**GOAL**.
Find how many lines of the listing include the string "seat", and report only that figure.

---------------

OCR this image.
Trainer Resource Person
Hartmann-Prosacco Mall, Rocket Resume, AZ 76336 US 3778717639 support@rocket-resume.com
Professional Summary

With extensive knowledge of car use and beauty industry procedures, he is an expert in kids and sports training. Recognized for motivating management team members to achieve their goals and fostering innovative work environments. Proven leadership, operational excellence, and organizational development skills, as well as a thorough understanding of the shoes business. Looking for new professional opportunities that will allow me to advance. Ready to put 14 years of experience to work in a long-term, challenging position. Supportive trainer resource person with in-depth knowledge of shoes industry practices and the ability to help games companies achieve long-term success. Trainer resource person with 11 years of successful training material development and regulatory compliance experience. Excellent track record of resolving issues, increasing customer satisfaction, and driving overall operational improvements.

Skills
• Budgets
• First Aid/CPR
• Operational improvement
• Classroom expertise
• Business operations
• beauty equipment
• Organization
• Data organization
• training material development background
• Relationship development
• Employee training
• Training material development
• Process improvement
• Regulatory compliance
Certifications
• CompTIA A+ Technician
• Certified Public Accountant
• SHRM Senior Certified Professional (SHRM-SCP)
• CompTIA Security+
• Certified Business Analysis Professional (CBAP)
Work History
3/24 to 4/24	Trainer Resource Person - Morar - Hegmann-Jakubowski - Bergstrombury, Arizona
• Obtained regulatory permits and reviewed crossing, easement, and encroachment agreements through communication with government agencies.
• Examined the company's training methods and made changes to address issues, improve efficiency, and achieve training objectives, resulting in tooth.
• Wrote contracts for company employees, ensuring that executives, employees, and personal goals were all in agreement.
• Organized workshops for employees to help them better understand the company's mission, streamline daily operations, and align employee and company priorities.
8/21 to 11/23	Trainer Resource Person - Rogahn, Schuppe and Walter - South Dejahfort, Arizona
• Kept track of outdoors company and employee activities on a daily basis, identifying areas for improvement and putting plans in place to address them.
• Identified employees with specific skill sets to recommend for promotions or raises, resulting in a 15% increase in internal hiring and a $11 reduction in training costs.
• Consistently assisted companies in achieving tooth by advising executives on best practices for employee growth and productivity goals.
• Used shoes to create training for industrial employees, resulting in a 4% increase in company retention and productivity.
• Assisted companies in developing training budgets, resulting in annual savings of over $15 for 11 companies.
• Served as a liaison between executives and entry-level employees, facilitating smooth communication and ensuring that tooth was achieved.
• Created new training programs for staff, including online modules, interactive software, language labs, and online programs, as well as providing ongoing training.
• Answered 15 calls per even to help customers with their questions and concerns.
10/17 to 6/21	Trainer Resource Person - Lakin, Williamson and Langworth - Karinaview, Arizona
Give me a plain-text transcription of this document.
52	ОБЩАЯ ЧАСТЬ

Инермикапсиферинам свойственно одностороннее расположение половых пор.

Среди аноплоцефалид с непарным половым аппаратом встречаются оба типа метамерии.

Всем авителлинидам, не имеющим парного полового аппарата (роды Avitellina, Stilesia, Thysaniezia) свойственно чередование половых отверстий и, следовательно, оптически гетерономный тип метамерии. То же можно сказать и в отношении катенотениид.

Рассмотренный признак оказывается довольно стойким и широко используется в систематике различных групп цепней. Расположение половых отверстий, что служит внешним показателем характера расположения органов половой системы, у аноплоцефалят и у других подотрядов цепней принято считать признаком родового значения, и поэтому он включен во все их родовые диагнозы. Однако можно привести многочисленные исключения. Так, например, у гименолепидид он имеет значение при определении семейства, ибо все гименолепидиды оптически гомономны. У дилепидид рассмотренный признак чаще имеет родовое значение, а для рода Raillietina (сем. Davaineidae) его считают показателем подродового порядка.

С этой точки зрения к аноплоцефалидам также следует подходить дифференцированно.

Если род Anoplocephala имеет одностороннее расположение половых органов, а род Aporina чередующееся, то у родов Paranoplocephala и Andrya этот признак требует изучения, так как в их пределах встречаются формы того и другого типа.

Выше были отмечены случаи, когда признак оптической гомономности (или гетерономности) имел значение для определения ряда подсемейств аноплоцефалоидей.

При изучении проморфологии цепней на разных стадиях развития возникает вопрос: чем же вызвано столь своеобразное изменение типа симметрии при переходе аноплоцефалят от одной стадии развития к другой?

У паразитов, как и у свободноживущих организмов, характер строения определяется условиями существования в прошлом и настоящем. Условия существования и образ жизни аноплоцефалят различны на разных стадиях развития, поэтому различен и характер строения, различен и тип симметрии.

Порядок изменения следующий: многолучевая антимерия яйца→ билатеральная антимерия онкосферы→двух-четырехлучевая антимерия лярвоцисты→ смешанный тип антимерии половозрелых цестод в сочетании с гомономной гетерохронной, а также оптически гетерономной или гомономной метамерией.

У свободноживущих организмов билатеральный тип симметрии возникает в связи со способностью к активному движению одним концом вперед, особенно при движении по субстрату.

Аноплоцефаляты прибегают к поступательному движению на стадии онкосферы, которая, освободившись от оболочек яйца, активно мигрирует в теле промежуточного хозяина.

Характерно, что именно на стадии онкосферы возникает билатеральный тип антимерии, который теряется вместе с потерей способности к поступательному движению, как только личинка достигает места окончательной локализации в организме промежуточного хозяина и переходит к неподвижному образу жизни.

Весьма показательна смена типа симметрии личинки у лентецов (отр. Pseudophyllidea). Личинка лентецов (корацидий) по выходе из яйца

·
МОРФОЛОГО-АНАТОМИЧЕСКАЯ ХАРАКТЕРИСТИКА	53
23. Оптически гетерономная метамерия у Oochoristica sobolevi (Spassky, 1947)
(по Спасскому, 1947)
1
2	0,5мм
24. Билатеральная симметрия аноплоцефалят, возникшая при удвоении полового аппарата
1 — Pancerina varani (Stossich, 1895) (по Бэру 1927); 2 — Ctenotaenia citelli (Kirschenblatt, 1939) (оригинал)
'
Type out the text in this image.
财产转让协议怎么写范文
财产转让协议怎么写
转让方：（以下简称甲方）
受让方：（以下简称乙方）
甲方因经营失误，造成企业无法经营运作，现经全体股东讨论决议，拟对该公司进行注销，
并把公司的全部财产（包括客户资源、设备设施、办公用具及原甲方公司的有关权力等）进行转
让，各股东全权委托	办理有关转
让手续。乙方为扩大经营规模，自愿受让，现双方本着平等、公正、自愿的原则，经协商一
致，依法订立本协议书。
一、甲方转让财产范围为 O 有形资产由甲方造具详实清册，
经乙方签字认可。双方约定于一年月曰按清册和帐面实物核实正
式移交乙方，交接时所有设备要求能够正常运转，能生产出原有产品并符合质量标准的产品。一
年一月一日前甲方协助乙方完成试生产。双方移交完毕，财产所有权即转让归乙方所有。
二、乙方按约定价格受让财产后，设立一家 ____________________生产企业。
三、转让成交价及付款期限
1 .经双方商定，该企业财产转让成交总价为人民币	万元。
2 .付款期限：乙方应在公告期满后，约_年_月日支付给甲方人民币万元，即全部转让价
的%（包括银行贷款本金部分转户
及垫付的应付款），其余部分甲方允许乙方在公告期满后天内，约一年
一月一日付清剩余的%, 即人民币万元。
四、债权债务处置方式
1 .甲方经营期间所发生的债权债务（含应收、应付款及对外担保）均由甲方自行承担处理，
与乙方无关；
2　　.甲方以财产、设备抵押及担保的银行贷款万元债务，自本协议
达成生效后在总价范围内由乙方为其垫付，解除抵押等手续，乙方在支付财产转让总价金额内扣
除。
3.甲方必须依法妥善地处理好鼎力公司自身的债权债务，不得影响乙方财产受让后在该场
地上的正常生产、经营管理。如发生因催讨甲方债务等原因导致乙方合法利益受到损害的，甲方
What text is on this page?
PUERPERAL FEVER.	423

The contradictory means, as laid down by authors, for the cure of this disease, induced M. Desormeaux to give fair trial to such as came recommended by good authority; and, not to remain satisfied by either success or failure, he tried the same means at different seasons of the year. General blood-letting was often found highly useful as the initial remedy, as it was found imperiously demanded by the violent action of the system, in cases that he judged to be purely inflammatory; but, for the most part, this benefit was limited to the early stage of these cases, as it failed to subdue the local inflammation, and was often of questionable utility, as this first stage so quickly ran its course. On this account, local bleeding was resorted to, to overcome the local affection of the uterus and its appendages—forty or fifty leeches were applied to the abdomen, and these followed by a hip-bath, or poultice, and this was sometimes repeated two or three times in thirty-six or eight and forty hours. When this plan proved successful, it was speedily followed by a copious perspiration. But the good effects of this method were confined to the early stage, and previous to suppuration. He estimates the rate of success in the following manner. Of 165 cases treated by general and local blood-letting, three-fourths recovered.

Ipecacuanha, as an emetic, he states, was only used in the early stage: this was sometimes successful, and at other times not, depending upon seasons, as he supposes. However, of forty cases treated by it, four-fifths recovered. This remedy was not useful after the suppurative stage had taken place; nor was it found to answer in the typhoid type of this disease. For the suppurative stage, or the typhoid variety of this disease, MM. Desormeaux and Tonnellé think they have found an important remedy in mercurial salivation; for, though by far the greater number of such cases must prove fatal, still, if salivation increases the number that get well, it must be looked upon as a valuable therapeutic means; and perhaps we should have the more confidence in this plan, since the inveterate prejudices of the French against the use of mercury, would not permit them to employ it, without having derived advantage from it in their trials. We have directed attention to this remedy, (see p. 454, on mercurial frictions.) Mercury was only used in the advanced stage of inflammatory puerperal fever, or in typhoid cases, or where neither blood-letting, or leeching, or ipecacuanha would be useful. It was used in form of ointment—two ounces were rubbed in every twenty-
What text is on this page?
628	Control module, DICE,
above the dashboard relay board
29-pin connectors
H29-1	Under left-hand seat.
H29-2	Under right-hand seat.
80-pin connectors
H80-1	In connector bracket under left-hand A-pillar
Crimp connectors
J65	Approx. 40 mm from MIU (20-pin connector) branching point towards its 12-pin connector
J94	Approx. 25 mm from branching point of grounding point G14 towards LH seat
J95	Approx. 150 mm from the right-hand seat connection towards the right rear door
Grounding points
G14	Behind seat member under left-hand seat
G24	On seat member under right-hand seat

---------------

**TASK RESPONSE**.
6